### Problem
Below are the records. Gather each line that holds "Curve".

★ ★ ★ ★

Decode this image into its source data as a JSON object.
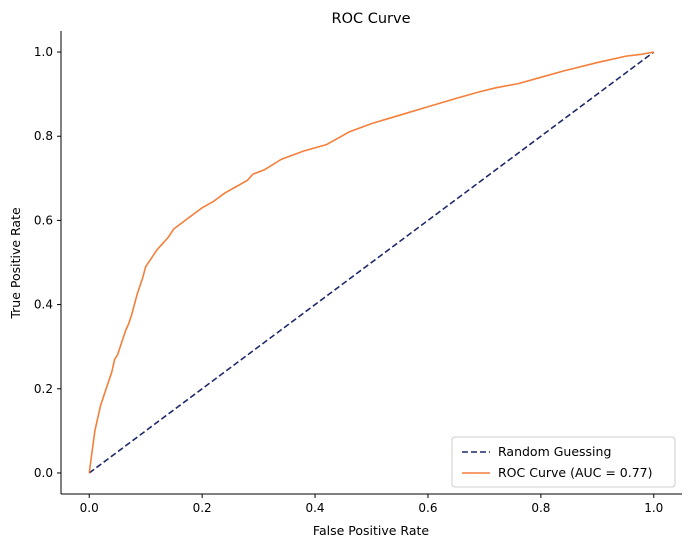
{
  "chart_data": {
    "type": "line",
    "title": "ROC Curve",
    "xlabel": "False Positive Rate",
    "ylabel": "True Positive Rate",
    "xlim": [
      -0.05,
      1.05
    ],
    "ylim": [
      -0.05,
      1.05
    ],
    "xticks": [
      0.0,
      0.2,
      0.4,
      0.6,
      0.8,
      1.0
    ],
    "xtick_labels": [
      "0.0",
      "0.2",
      "0.4",
      "0.6",
      "0.8",
      "1.0"
    ],
    "yticks": [
      0.0,
      0.2,
      0.4,
      0.6,
      0.8,
      1.0
    ],
    "ytick_labels": [
      "0.0",
      "0.2",
      "0.4",
      "0.6",
      "0.8",
      "1.0"
    ],
    "grid": false,
    "legend_position": "lower-right",
    "series": [
      {
        "name": "Random Guessing",
        "color": "#1f2a6b",
        "style": "dashed",
        "x": [
          0.0,
          1.0
        ],
        "y": [
          0.0,
          1.0
        ]
      },
      {
        "name": "ROC Curve (AUC = 0.77)",
        "color": "#f47f3a",
        "style": "solid",
        "x": [
          0.0,
          0.005,
          0.01,
          0.015,
          0.02,
          0.025,
          0.03,
          0.035,
          0.04,
          0.045,
          0.05,
          0.055,
          0.06,
          0.065,
          0.07,
          0.075,
          0.08,
          0.085,
          0.09,
          0.095,
          0.1,
          0.11,
          0.12,
          0.13,
          0.14,
          0.15,
          0.16,
          0.17,
          0.18,
          0.19,
          0.2,
          0.22,
          0.24,
          0.26,
          0.28,
          0.29,
          0.31,
          0.34,
          0.38,
          0.42,
          0.46,
          0.5,
          0.55,
          0.6,
          0.65,
          0.69,
          0.72,
          0.76,
          0.8,
          0.84,
          0.9,
          0.95,
          0.98,
          1.0
        ],
        "y": [
          0.0,
          0.05,
          0.1,
          0.13,
          0.16,
          0.18,
          0.2,
          0.22,
          0.24,
          0.27,
          0.28,
          0.3,
          0.32,
          0.34,
          0.355,
          0.375,
          0.4,
          0.425,
          0.445,
          0.465,
          0.49,
          0.51,
          0.53,
          0.545,
          0.56,
          0.58,
          0.59,
          0.6,
          0.61,
          0.62,
          0.63,
          0.645,
          0.665,
          0.68,
          0.695,
          0.71,
          0.72,
          0.745,
          0.765,
          0.78,
          0.81,
          0.83,
          0.85,
          0.87,
          0.89,
          0.905,
          0.915,
          0.925,
          0.94,
          0.955,
          0.975,
          0.99,
          0.995,
          1.0
        ]
      }
    ]
  }
}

★ ★ ★ ★

### Response to this exercise
    "title": "ROC Curve",
        "name": "ROC Curve (AUC = 0.77)",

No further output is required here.